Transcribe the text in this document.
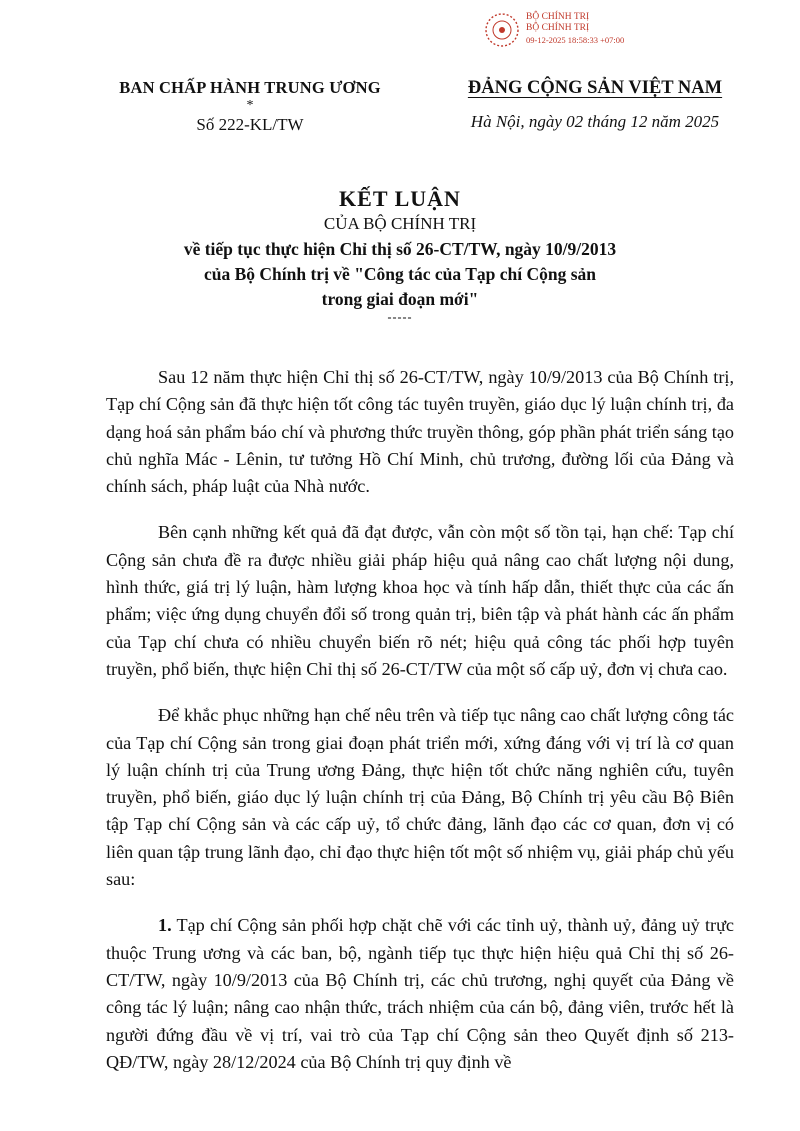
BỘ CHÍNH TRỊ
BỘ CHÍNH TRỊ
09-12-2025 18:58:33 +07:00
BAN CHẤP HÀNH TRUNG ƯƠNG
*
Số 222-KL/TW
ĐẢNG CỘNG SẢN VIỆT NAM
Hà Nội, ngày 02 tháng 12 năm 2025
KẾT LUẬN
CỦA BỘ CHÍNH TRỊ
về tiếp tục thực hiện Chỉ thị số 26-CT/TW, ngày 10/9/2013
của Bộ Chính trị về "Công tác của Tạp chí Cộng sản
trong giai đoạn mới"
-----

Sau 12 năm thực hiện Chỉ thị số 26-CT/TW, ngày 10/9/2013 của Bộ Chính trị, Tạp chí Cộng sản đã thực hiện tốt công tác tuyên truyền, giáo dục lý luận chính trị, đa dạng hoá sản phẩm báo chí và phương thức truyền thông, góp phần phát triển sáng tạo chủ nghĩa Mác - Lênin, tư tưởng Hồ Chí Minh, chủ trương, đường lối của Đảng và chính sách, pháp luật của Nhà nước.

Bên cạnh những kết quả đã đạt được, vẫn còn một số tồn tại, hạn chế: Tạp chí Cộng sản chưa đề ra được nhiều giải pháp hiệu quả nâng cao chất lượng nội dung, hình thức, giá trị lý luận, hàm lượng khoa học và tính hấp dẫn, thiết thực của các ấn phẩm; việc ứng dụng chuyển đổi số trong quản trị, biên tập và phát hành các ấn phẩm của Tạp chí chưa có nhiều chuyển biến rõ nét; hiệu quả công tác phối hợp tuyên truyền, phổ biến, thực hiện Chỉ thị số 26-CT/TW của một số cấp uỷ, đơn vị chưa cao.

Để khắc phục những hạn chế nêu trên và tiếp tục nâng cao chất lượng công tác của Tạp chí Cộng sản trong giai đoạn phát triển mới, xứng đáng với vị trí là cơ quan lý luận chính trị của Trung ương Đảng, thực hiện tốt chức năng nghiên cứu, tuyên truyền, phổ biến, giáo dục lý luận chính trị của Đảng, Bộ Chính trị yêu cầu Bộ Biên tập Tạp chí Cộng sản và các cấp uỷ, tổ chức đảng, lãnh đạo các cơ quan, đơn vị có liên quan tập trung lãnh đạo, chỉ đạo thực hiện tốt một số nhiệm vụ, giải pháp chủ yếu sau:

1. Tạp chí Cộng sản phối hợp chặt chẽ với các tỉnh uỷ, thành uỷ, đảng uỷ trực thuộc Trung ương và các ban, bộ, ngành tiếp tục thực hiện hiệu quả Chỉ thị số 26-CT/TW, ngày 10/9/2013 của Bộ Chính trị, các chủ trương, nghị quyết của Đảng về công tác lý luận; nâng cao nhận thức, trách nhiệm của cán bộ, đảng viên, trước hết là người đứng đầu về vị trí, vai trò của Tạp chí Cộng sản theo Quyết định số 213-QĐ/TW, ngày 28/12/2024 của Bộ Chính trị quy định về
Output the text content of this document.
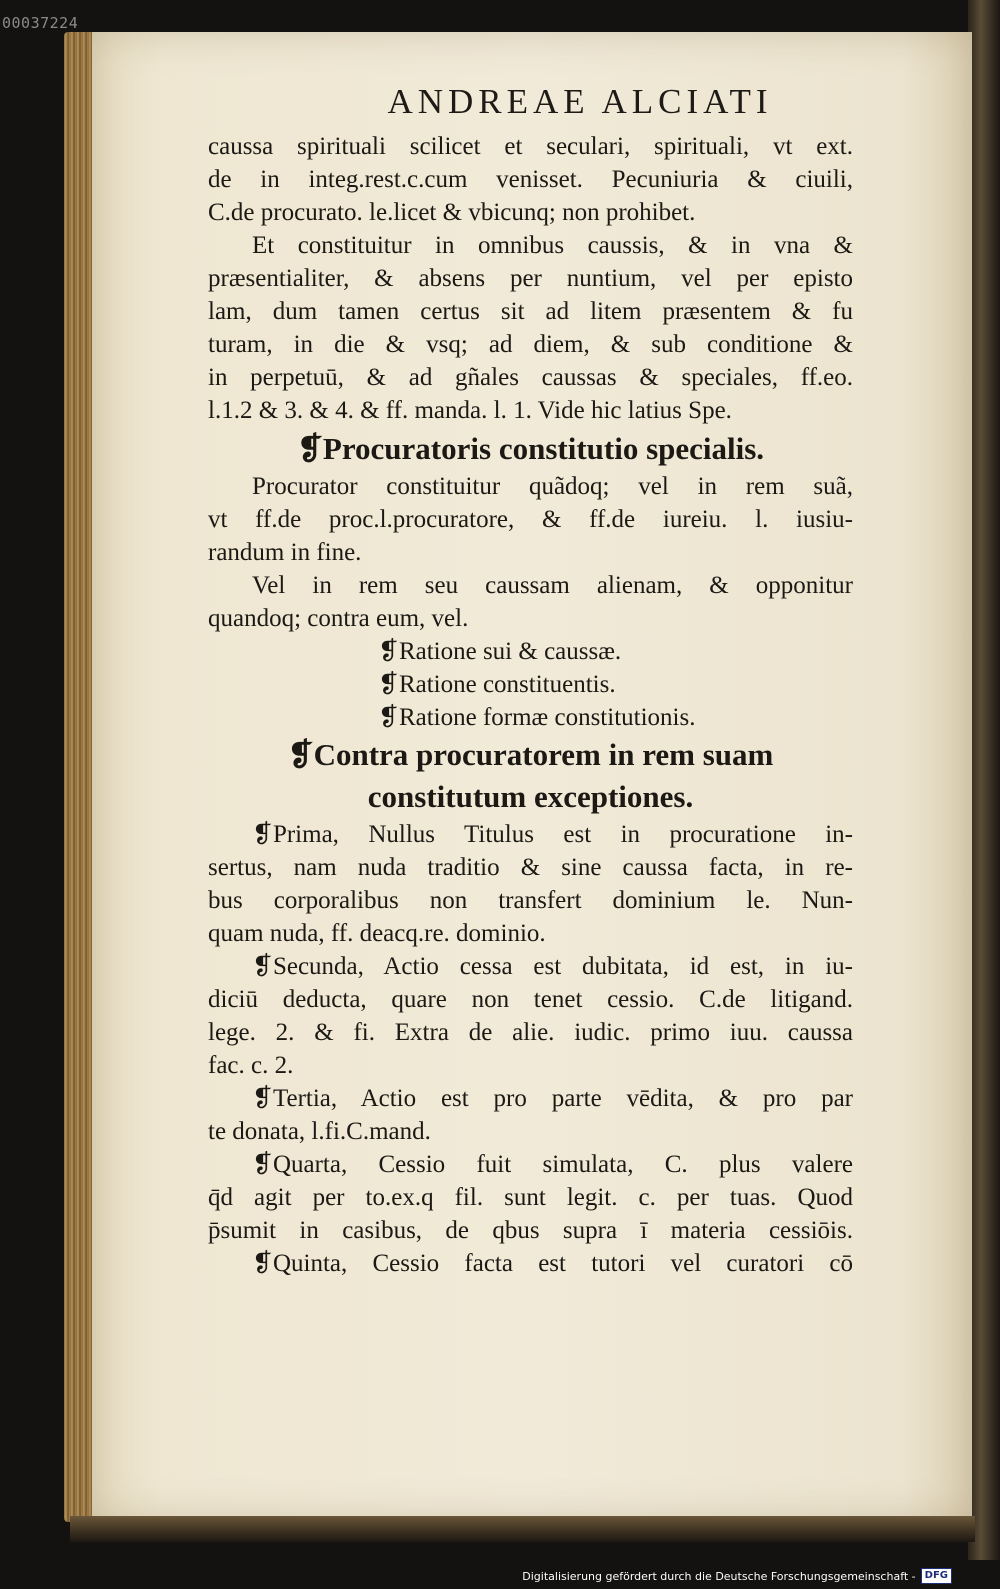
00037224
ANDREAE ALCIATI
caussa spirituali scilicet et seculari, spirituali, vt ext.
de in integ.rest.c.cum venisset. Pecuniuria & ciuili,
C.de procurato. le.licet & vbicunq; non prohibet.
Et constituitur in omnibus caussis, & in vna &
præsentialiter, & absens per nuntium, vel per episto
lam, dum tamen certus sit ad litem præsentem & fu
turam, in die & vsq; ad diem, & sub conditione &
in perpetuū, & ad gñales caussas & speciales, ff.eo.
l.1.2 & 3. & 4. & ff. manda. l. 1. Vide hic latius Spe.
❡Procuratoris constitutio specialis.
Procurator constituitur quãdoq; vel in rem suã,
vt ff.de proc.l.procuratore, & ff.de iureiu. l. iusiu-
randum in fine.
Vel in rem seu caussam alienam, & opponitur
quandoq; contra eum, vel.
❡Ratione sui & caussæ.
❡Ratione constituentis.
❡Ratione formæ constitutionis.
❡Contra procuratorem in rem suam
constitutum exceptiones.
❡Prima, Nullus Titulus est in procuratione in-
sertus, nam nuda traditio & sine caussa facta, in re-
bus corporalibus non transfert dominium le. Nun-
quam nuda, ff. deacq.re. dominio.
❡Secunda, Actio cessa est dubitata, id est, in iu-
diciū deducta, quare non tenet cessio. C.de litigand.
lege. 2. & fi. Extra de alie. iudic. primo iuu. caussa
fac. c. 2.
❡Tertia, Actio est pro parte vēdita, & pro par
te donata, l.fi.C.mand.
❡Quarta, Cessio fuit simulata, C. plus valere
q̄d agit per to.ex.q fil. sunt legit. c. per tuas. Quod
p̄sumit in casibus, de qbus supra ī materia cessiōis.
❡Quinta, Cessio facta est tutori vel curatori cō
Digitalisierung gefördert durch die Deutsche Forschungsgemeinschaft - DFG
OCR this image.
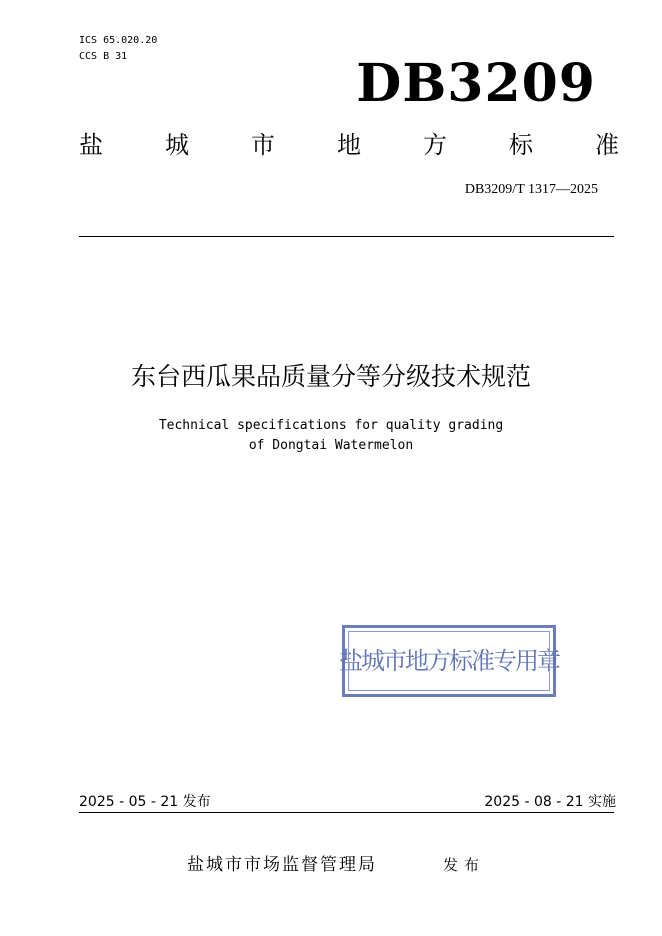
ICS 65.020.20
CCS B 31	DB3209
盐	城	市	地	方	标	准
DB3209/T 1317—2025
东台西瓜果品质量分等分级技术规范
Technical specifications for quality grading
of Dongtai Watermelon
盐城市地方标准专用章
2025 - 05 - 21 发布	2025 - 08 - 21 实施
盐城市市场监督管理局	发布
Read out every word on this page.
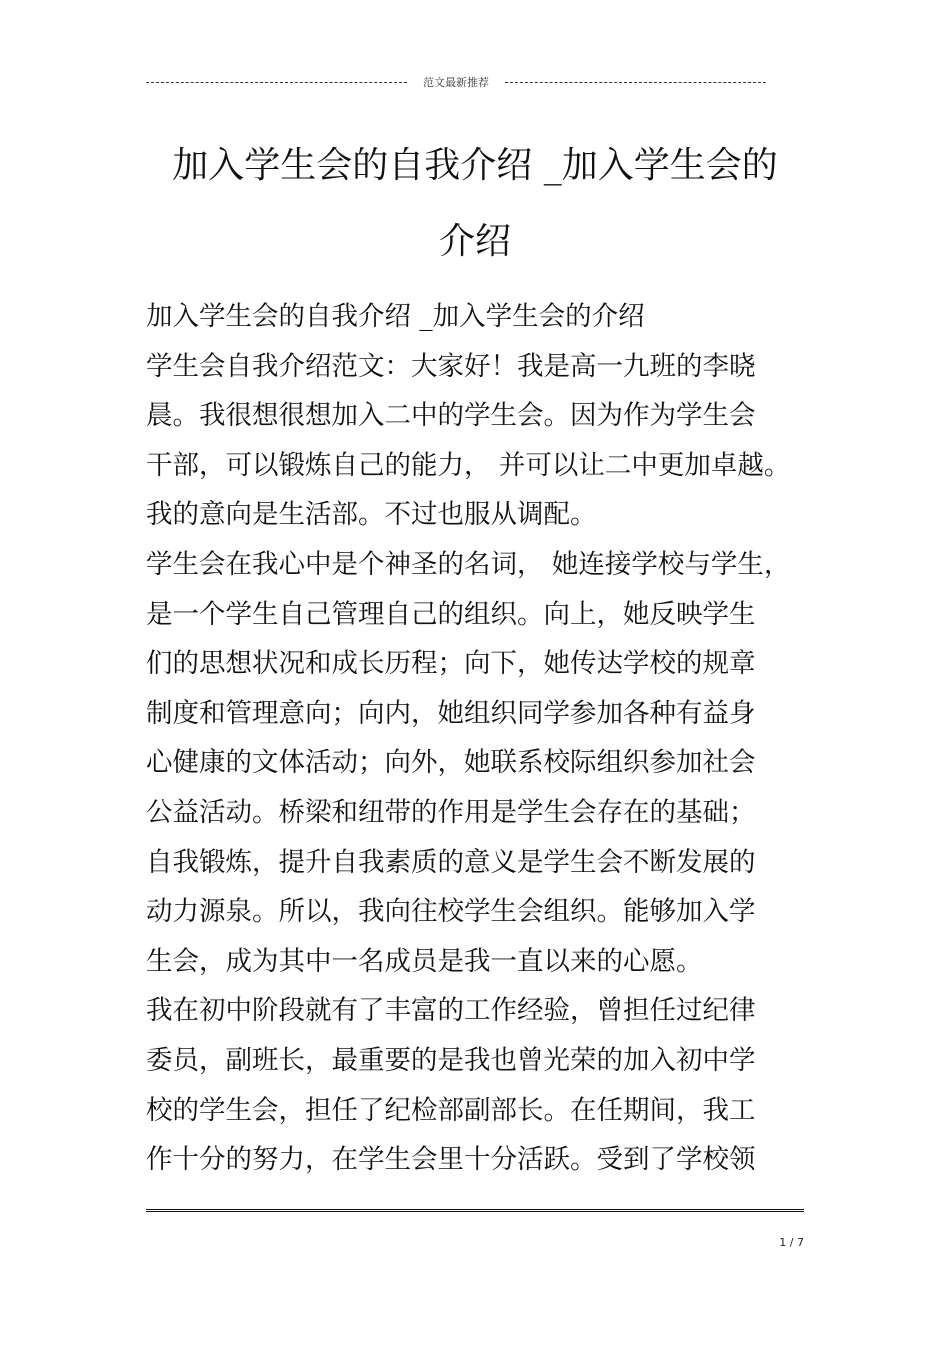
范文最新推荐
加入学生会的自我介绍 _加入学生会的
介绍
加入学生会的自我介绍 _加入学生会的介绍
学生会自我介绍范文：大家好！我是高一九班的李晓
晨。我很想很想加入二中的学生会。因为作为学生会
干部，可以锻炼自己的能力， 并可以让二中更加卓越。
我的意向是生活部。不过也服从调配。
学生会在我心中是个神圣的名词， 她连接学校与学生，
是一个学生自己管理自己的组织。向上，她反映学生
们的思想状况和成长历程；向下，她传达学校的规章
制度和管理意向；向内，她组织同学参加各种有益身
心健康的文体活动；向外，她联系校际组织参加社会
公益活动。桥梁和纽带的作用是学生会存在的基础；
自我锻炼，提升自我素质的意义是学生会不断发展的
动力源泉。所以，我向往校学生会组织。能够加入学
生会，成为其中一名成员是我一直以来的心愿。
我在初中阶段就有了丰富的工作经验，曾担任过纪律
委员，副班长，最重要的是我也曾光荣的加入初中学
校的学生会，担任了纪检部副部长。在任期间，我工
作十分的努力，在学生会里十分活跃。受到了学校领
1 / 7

== INSTRUCTIONS FOR THE TASK ==
Pictures are left out; print exactly the lines from the one holding "OCR this image." through the last line of the listing above, both included.

== ANSWER FOR THIS EXERCISE ==
OCR this image.
ICS 65.020.20
CCS B 31	DB3209
盐	城	市	地	方	标	准
DB3209/T 1317—2025
东台西瓜果品质量分等分级技术规范
Technical specifications for quality grading
of Dongtai Watermelon
盐城市地方标准专用章
2025 - 05 - 21 发布	2025 - 08 - 21 实施
盐城市市场监督管理局	发布
Read out every word on this page.
范文最新推荐
加入学生会的自我介绍 _加入学生会的
介绍
加入学生会的自我介绍 _加入学生会的介绍
学生会自我介绍范文：大家好！我是高一九班的李晓
晨。我很想很想加入二中的学生会。因为作为学生会
干部，可以锻炼自己的能力， 并可以让二中更加卓越。
我的意向是生活部。不过也服从调配。
学生会在我心中是个神圣的名词， 她连接学校与学生，
是一个学生自己管理自己的组织。向上，她反映学生
们的思想状况和成长历程；向下，她传达学校的规章
制度和管理意向；向内，她组织同学参加各种有益身
心健康的文体活动；向外，她联系校际组织参加社会
公益活动。桥梁和纽带的作用是学生会存在的基础；
自我锻炼，提升自我素质的意义是学生会不断发展的
动力源泉。所以，我向往校学生会组织。能够加入学
生会，成为其中一名成员是我一直以来的心愿。
我在初中阶段就有了丰富的工作经验，曾担任过纪律
委员，副班长，最重要的是我也曾光荣的加入初中学
校的学生会，担任了纪检部副部长。在任期间，我工
作十分的努力，在学生会里十分活跃。受到了学校领
1 / 7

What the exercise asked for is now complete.